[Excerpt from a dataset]
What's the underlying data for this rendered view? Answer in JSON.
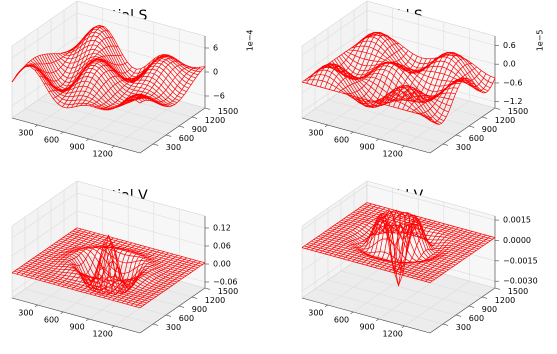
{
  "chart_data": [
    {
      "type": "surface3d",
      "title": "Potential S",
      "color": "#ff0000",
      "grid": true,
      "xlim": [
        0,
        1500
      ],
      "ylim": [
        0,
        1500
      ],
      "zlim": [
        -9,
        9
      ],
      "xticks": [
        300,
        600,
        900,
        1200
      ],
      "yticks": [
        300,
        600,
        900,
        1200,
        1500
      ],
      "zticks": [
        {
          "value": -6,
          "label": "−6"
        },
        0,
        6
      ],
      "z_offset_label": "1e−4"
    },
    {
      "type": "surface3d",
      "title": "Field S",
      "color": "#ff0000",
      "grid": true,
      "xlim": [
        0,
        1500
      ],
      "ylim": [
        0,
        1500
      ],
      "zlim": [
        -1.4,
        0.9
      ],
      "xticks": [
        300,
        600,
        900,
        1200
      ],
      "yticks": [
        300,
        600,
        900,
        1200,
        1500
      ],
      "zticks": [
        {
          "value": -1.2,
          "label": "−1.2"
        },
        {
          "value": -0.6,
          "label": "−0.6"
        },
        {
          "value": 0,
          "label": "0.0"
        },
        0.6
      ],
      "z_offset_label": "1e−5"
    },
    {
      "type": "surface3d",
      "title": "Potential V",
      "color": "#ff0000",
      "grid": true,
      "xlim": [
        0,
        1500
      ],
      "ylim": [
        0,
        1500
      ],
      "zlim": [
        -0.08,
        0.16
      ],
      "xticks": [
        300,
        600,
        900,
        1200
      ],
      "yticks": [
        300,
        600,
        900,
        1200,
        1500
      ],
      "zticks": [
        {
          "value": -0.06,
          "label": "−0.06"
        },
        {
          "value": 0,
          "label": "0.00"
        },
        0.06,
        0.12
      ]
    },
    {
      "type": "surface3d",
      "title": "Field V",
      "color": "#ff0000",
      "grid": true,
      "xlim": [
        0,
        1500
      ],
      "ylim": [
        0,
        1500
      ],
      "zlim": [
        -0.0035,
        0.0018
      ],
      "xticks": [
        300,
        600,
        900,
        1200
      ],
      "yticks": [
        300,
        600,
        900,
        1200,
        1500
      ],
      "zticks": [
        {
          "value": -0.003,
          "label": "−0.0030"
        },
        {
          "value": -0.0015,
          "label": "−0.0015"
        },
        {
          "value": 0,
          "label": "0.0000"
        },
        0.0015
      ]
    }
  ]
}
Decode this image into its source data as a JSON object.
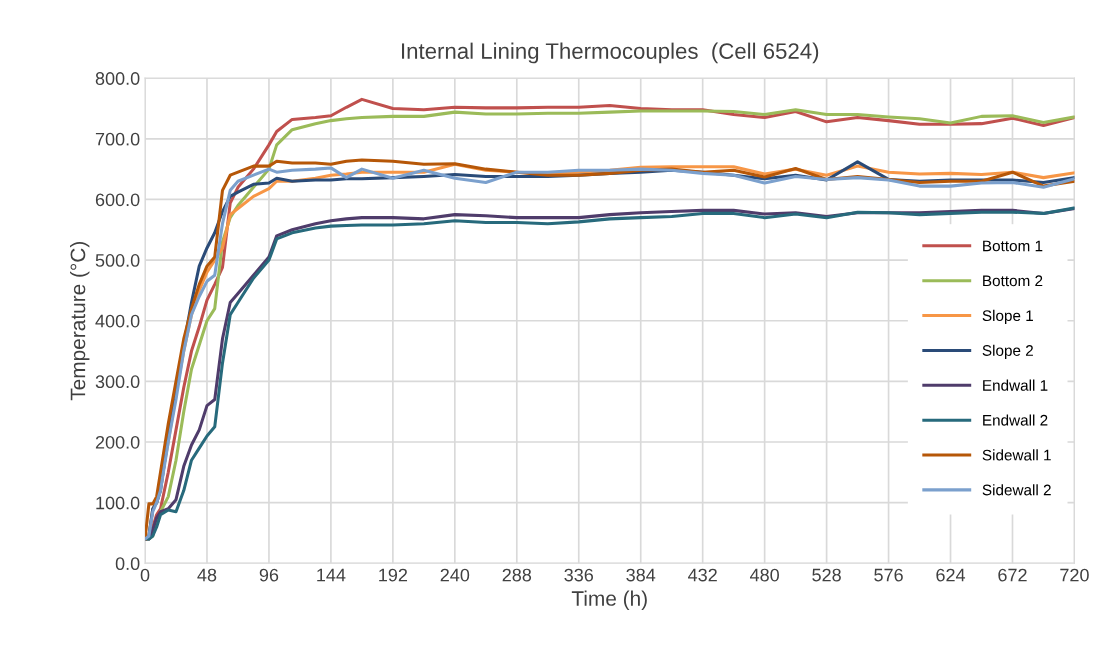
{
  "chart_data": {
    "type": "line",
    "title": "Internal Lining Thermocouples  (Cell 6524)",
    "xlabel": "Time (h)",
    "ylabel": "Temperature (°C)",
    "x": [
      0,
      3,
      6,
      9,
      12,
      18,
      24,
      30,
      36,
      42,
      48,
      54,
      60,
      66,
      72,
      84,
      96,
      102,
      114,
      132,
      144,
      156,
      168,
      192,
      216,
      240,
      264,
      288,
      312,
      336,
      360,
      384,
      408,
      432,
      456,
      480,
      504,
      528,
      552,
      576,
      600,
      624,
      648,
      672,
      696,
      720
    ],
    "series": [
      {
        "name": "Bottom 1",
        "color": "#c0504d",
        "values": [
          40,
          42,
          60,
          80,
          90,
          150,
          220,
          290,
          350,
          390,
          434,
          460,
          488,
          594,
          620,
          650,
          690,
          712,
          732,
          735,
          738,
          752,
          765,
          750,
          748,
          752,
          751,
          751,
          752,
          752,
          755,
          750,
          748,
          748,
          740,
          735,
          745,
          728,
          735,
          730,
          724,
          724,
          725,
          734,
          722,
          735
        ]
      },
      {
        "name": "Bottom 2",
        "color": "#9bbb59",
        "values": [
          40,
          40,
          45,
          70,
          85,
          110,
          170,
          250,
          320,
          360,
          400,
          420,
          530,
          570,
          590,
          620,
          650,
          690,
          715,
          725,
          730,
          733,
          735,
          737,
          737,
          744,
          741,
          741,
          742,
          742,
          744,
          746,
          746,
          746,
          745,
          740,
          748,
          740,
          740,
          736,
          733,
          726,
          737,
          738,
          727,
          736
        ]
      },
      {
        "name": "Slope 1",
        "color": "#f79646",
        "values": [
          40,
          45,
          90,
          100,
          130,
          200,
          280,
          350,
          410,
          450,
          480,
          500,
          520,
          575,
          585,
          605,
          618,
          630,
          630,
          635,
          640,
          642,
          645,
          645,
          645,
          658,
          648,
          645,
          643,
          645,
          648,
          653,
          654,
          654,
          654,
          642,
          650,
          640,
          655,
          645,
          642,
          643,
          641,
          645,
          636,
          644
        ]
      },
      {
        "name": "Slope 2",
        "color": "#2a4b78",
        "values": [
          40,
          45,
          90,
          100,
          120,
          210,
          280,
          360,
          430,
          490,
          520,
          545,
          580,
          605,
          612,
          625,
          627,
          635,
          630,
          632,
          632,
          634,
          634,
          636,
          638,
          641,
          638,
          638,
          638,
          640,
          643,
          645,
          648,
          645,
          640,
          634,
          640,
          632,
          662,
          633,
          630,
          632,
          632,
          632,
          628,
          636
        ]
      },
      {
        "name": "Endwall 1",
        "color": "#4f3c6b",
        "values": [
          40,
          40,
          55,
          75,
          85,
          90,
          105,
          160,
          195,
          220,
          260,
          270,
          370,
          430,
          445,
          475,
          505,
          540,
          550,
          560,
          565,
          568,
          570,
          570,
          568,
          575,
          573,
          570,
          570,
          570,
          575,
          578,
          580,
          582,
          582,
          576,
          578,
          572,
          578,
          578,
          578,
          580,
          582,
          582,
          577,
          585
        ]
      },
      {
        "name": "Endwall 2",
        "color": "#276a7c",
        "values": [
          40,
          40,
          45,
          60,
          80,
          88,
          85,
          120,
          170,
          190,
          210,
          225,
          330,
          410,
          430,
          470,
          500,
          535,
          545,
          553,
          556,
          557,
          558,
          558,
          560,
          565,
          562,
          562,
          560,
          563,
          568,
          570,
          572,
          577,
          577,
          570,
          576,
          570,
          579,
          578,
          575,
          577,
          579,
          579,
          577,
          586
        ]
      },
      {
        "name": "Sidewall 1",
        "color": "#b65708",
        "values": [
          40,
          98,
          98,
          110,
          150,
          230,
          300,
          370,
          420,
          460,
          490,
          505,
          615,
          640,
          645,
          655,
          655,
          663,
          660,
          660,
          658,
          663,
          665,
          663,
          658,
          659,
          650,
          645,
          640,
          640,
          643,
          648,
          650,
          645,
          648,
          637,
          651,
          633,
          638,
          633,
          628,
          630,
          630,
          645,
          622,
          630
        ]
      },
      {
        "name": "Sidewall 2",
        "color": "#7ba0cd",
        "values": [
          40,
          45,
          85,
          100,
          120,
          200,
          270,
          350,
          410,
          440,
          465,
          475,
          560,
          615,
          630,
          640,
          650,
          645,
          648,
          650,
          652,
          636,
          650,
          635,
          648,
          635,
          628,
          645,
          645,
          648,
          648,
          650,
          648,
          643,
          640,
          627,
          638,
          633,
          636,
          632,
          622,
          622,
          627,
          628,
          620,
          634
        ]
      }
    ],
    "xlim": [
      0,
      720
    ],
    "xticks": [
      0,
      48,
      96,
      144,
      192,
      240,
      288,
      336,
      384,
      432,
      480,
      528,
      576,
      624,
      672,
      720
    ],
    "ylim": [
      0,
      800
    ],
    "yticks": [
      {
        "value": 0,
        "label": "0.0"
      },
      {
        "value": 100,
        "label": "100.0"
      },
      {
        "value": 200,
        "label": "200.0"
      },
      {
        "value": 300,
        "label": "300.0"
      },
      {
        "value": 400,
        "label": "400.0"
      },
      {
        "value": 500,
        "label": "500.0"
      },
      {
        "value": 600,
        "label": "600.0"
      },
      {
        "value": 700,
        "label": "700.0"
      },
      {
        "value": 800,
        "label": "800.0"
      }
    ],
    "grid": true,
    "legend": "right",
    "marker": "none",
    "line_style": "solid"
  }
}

▶ **WHAT YOU WILL DO**: Give only the count of lines in which the string "JSON" appears.

▶ **FINAL ANSWER**: 2